◆ Information supplied ◆

● ● ● ● ● ● ●

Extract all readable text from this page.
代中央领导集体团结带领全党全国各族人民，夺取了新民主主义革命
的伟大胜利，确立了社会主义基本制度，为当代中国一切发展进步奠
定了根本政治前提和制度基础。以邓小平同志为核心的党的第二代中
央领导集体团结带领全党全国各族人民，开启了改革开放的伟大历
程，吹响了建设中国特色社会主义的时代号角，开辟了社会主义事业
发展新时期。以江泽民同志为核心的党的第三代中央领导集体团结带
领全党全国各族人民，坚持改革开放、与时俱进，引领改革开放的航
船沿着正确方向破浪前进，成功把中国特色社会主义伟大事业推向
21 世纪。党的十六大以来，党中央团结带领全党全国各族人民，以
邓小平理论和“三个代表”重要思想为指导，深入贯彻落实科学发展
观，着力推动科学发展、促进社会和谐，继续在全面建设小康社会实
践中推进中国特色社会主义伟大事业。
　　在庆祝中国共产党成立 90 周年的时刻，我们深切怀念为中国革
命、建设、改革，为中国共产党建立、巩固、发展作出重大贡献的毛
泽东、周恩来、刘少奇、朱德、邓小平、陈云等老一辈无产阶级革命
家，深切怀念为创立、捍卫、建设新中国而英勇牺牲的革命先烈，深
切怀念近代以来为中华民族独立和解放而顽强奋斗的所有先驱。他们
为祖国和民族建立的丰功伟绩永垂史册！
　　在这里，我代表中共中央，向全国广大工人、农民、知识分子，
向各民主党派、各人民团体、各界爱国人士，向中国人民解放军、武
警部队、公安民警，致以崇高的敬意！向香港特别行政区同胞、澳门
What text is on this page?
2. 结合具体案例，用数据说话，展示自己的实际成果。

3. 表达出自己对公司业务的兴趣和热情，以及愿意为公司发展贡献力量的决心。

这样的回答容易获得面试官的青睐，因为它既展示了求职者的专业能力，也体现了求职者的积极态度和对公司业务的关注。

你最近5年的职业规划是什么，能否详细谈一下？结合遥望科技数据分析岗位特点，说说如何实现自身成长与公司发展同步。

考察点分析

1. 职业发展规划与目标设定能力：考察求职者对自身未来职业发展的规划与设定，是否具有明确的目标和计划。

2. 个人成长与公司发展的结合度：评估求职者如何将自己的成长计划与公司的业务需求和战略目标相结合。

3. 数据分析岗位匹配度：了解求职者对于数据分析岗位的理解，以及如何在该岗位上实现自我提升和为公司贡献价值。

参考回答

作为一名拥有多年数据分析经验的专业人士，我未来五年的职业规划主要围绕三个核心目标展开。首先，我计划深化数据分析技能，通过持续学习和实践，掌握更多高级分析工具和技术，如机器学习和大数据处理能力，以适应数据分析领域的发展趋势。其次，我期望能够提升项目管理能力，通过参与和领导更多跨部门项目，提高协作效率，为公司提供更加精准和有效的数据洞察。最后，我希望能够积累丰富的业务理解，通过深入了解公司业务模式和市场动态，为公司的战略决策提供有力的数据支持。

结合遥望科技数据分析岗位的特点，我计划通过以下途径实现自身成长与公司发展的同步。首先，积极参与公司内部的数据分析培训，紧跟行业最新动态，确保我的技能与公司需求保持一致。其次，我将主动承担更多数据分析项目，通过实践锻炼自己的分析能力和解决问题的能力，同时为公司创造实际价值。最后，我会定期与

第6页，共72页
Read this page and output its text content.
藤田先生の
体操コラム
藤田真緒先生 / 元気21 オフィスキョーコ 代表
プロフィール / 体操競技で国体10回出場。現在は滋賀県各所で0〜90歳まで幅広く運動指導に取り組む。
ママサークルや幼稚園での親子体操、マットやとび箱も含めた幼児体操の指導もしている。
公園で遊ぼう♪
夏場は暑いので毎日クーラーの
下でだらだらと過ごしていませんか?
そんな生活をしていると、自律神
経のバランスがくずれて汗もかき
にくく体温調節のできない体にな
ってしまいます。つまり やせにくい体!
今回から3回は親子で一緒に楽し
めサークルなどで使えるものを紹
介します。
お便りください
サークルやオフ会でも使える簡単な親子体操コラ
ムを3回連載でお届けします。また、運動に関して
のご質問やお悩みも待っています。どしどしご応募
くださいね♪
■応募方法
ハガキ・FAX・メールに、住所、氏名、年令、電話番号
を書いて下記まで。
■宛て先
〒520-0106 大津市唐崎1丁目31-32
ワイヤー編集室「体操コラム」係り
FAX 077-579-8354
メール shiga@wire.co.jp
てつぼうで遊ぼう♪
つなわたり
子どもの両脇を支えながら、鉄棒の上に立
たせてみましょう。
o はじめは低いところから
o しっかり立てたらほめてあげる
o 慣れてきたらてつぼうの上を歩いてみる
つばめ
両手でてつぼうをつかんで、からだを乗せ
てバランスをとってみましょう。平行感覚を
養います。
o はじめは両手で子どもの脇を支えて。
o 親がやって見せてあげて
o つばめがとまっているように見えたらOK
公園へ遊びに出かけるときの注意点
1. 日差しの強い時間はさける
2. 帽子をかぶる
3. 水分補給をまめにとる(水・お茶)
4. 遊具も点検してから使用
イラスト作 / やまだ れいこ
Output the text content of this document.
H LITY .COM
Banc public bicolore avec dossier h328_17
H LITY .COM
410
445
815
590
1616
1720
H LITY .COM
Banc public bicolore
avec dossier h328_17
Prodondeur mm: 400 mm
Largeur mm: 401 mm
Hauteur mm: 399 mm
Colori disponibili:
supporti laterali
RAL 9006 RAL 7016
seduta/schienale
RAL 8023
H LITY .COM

● ● ● ● ● ● ●

◆ Written task ◆
Write out the whole listing again, exactly as it stands.

◆ Response to this exercise ◆
Extract all readable text from this page.
代中央领导集体团结带领全党全国各族人民，夺取了新民主主义革命
的伟大胜利，确立了社会主义基本制度，为当代中国一切发展进步奠
定了根本政治前提和制度基础。以邓小平同志为核心的党的第二代中
央领导集体团结带领全党全国各族人民，开启了改革开放的伟大历
程，吹响了建设中国特色社会主义的时代号角，开辟了社会主义事业
发展新时期。以江泽民同志为核心的党的第三代中央领导集体团结带
领全党全国各族人民，坚持改革开放、与时俱进，引领改革开放的航
船沿着正确方向破浪前进，成功把中国特色社会主义伟大事业推向
21 世纪。党的十六大以来，党中央团结带领全党全国各族人民，以
邓小平理论和“三个代表”重要思想为指导，深入贯彻落实科学发展
观，着力推动科学发展、促进社会和谐，继续在全面建设小康社会实
践中推进中国特色社会主义伟大事业。
　　在庆祝中国共产党成立 90 周年的时刻，我们深切怀念为中国革
命、建设、改革，为中国共产党建立、巩固、发展作出重大贡献的毛
泽东、周恩来、刘少奇、朱德、邓小平、陈云等老一辈无产阶级革命
家，深切怀念为创立、捍卫、建设新中国而英勇牺牲的革命先烈，深
切怀念近代以来为中华民族独立和解放而顽强奋斗的所有先驱。他们
为祖国和民族建立的丰功伟绩永垂史册！
　　在这里，我代表中共中央，向全国广大工人、农民、知识分子，
向各民主党派、各人民团体、各界爱国人士，向中国人民解放军、武
警部队、公安民警，致以崇高的敬意！向香港特别行政区同胞、澳门
What text is on this page?
2. 结合具体案例，用数据说话，展示自己的实际成果。

3. 表达出自己对公司业务的兴趣和热情，以及愿意为公司发展贡献力量的决心。

这样的回答容易获得面试官的青睐，因为它既展示了求职者的专业能力，也体现了求职者的积极态度和对公司业务的关注。

你最近5年的职业规划是什么，能否详细谈一下？结合遥望科技数据分析岗位特点，说说如何实现自身成长与公司发展同步。

考察点分析

1. 职业发展规划与目标设定能力：考察求职者对自身未来职业发展的规划与设定，是否具有明确的目标和计划。

2. 个人成长与公司发展的结合度：评估求职者如何将自己的成长计划与公司的业务需求和战略目标相结合。

3. 数据分析岗位匹配度：了解求职者对于数据分析岗位的理解，以及如何在该岗位上实现自我提升和为公司贡献价值。

参考回答

作为一名拥有多年数据分析经验的专业人士，我未来五年的职业规划主要围绕三个核心目标展开。首先，我计划深化数据分析技能，通过持续学习和实践，掌握更多高级分析工具和技术，如机器学习和大数据处理能力，以适应数据分析领域的发展趋势。其次，我期望能够提升项目管理能力，通过参与和领导更多跨部门项目，提高协作效率，为公司提供更加精准和有效的数据洞察。最后，我希望能够积累丰富的业务理解，通过深入了解公司业务模式和市场动态，为公司的战略决策提供有力的数据支持。

结合遥望科技数据分析岗位的特点，我计划通过以下途径实现自身成长与公司发展的同步。首先，积极参与公司内部的数据分析培训，紧跟行业最新动态，确保我的技能与公司需求保持一致。其次，我将主动承担更多数据分析项目，通过实践锻炼自己的分析能力和解决问题的能力，同时为公司创造实际价值。最后，我会定期与

第6页，共72页
Read this page and output its text content.
藤田先生の
体操コラム
藤田真緒先生 / 元気21 オフィスキョーコ 代表
プロフィール / 体操競技で国体10回出場。現在は滋賀県各所で0〜90歳まで幅広く運動指導に取り組む。
ママサークルや幼稚園での親子体操、マットやとび箱も含めた幼児体操の指導もしている。
公園で遊ぼう♪
夏場は暑いので毎日クーラーの
下でだらだらと過ごしていませんか?
そんな生活をしていると、自律神
経のバランスがくずれて汗もかき
にくく体温調節のできない体にな
ってしまいます。つまり やせにくい体!
今回から3回は親子で一緒に楽し
めサークルなどで使えるものを紹
介します。
お便りください
サークルやオフ会でも使える簡単な親子体操コラ
ムを3回連載でお届けします。また、運動に関して
のご質問やお悩みも待っています。どしどしご応募
くださいね♪
■応募方法
ハガキ・FAX・メールに、住所、氏名、年令、電話番号
を書いて下記まで。
■宛て先
〒520-0106 大津市唐崎1丁目31-32
ワイヤー編集室「体操コラム」係り
FAX 077-579-8354
メール shiga@wire.co.jp
てつぼうで遊ぼう♪
つなわたり
子どもの両脇を支えながら、鉄棒の上に立
たせてみましょう。
o はじめは低いところから
o しっかり立てたらほめてあげる
o 慣れてきたらてつぼうの上を歩いてみる
つばめ
両手でてつぼうをつかんで、からだを乗せ
てバランスをとってみましょう。平行感覚を
養います。
o はじめは両手で子どもの脇を支えて。
o 親がやって見せてあげて
o つばめがとまっているように見えたらOK
公園へ遊びに出かけるときの注意点
1. 日差しの強い時間はさける
2. 帽子をかぶる
3. 水分補給をまめにとる(水・お茶)
4. 遊具も点検してから使用
イラスト作 / やまだ れいこ
Output the text content of this document.
H LITY .COM
Banc public bicolore avec dossier h328_17
H LITY .COM
410
445
815
590
1616
1720
H LITY .COM
Banc public bicolore
avec dossier h328_17
Prodondeur mm: 400 mm
Largeur mm: 401 mm
Hauteur mm: 399 mm
Colori disponibili:
supporti laterali
RAL 9006 RAL 7016
seduta/schienale
RAL 8023
H LITY .COM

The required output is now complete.